- [What is expected] Output all entries verbatim. Skip pictures.

-- Start of The records --

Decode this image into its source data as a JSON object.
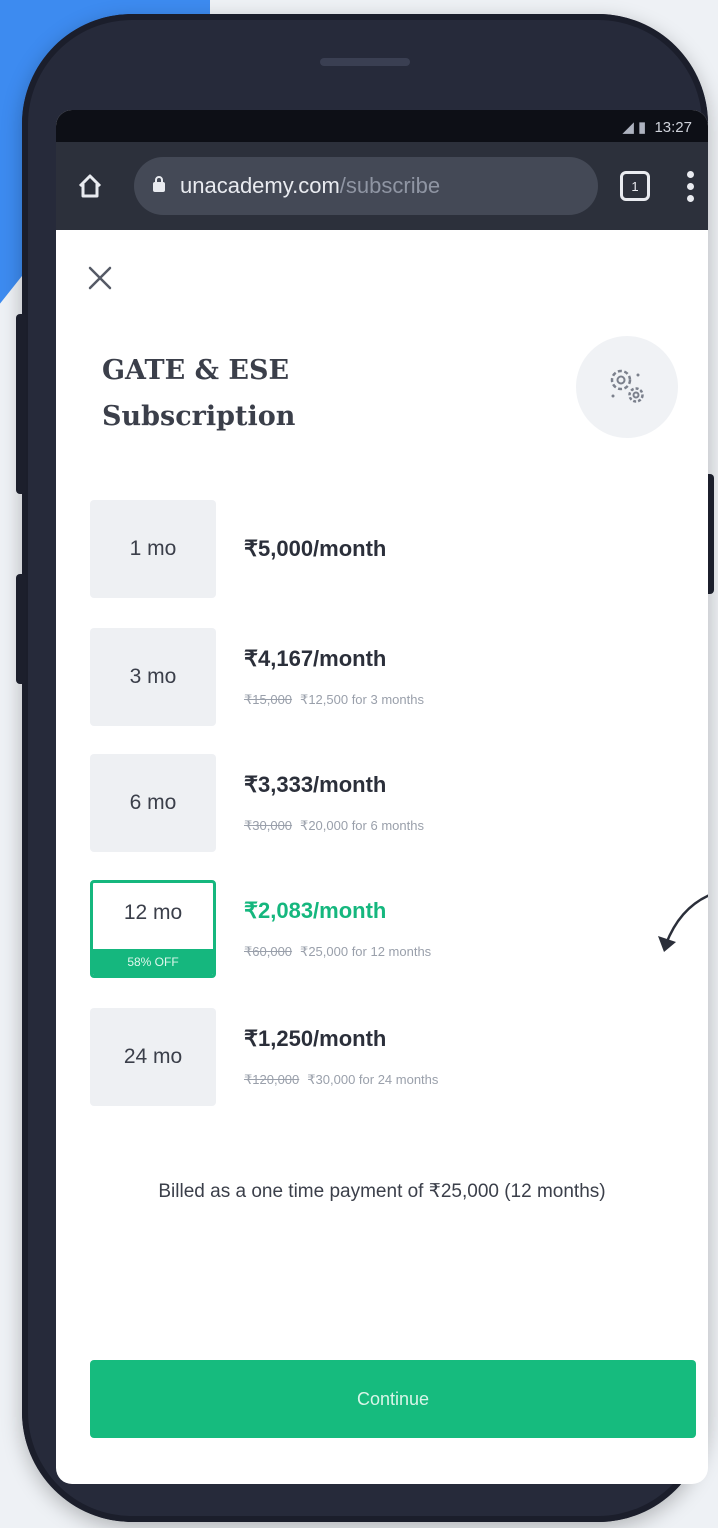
{
  "statusbar": {
    "time": "13:27"
  },
  "browser": {
    "url_domain": "unacademy.com",
    "url_path": "/subscribe",
    "tab_count": "1"
  },
  "page": {
    "title_line1": "GATE & ESE",
    "title_line2": "Subscription"
  },
  "plans": [
    {
      "duration": "1 mo",
      "price": "₹5,000/month",
      "original": "",
      "total": ""
    },
    {
      "duration": "3 mo",
      "price": "₹4,167/month",
      "original": "₹15,000",
      "total": "₹12,500 for 3 months"
    },
    {
      "duration": "6 mo",
      "price": "₹3,333/month",
      "original": "₹30,000",
      "total": "₹20,000 for 6 months"
    },
    {
      "duration": "12 mo",
      "price": "₹2,083/month",
      "original": "₹60,000",
      "total": "₹25,000 for 12 months",
      "badge": "58% OFF",
      "selected": true
    },
    {
      "duration": "24 mo",
      "price": "₹1,250/month",
      "original": "₹120,000",
      "total": "₹30,000 for 24 months"
    }
  ],
  "billing_note": "Billed as a one time payment of ₹25,000 (12 months)",
  "continue_label": "Continue",
  "colors": {
    "accent": "#15b77e",
    "browser_bar": "#2c303b",
    "deco_blue": "#3d8bf0"
  }
}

-- End of The records --

- [Reply]
Decode this image into its source data as a JSON object.
{
  "statusbar": {
    "time": "13:27"
  },
  "browser": {
    "url_domain": "unacademy.com",
    "url_path": "/subscribe",
    "tab_count": "1"
  },
  "page": {
    "title_line1": "GATE & ESE",
    "title_line2": "Subscription"
  },
  "plans": [
    {
      "duration": "1 mo",
      "price": "₹5,000/month",
      "original": "",
      "total": ""
    },
    {
      "duration": "3 mo",
      "price": "₹4,167/month",
      "original": "₹15,000",
      "total": "₹12,500 for 3 months"
    },
    {
      "duration": "6 mo",
      "price": "₹3,333/month",
      "original": "₹30,000",
      "total": "₹20,000 for 6 months"
    },
    {
      "duration": "12 mo",
      "price": "₹2,083/month",
      "original": "₹60,000",
      "total": "₹25,000 for 12 months",
      "badge": "58% OFF",
      "selected": true
    },
    {
      "duration": "24 mo",
      "price": "₹1,250/month",
      "original": "₹120,000",
      "total": "₹30,000 for 24 months"
    }
  ],
  "billing_note": "Billed as a one time payment of ₹25,000 (12 months)",
  "continue_label": "Continue",
  "colors": {
    "accent": "#15b77e",
    "browser_bar": "#2c303b",
    "deco_blue": "#3d8bf0"
  }
}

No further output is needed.